(Dataset entries)

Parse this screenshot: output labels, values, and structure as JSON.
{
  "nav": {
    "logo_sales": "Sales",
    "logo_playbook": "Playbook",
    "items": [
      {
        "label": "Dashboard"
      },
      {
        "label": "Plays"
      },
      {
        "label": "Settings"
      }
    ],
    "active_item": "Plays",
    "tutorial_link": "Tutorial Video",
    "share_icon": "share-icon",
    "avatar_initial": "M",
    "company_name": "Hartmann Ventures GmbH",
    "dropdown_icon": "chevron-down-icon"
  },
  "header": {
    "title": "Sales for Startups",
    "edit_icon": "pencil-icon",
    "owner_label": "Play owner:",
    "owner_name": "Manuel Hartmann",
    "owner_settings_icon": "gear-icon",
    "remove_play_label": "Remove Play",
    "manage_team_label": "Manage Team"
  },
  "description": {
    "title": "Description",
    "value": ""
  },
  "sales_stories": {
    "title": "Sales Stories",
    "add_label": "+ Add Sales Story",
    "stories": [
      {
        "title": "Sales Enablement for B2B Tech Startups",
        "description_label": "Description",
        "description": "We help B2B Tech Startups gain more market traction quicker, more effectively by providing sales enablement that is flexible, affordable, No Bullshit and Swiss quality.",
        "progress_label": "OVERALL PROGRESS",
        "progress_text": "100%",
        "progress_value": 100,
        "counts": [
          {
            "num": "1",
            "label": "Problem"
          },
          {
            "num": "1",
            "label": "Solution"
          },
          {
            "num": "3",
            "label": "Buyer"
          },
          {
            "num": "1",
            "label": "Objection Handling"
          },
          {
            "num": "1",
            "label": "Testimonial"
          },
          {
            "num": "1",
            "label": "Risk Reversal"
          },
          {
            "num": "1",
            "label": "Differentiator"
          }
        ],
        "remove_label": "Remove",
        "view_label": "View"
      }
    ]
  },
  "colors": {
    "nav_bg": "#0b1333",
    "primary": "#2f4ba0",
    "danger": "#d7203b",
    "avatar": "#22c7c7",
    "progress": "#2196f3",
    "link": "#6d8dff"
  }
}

§ What you should do
Repeat the records above exactly, from the first line to the last.

§ Full answer
Parse this screenshot: output labels, values, and structure as JSON.
{
  "nav": {
    "logo_sales": "Sales",
    "logo_playbook": "Playbook",
    "items": [
      {
        "label": "Dashboard"
      },
      {
        "label": "Plays"
      },
      {
        "label": "Settings"
      }
    ],
    "active_item": "Plays",
    "tutorial_link": "Tutorial Video",
    "share_icon": "share-icon",
    "avatar_initial": "M",
    "company_name": "Hartmann Ventures GmbH",
    "dropdown_icon": "chevron-down-icon"
  },
  "header": {
    "title": "Sales for Startups",
    "edit_icon": "pencil-icon",
    "owner_label": "Play owner:",
    "owner_name": "Manuel Hartmann",
    "owner_settings_icon": "gear-icon",
    "remove_play_label": "Remove Play",
    "manage_team_label": "Manage Team"
  },
  "description": {
    "title": "Description",
    "value": ""
  },
  "sales_stories": {
    "title": "Sales Stories",
    "add_label": "+ Add Sales Story",
    "stories": [
      {
        "title": "Sales Enablement for B2B Tech Startups",
        "description_label": "Description",
        "description": "We help B2B Tech Startups gain more market traction quicker, more effectively by providing sales enablement that is flexible, affordable, No Bullshit and Swiss quality.",
        "progress_label": "OVERALL PROGRESS",
        "progress_text": "100%",
        "progress_value": 100,
        "counts": [
          {
            "num": "1",
            "label": "Problem"
          },
          {
            "num": "1",
            "label": "Solution"
          },
          {
            "num": "3",
            "label": "Buyer"
          },
          {
            "num": "1",
            "label": "Objection Handling"
          },
          {
            "num": "1",
            "label": "Testimonial"
          },
          {
            "num": "1",
            "label": "Risk Reversal"
          },
          {
            "num": "1",
            "label": "Differentiator"
          }
        ],
        "remove_label": "Remove",
        "view_label": "View"
      }
    ]
  },
  "colors": {
    "nav_bg": "#0b1333",
    "primary": "#2f4ba0",
    "danger": "#d7203b",
    "avatar": "#22c7c7",
    "progress": "#2196f3",
    "link": "#6d8dff"
  }
}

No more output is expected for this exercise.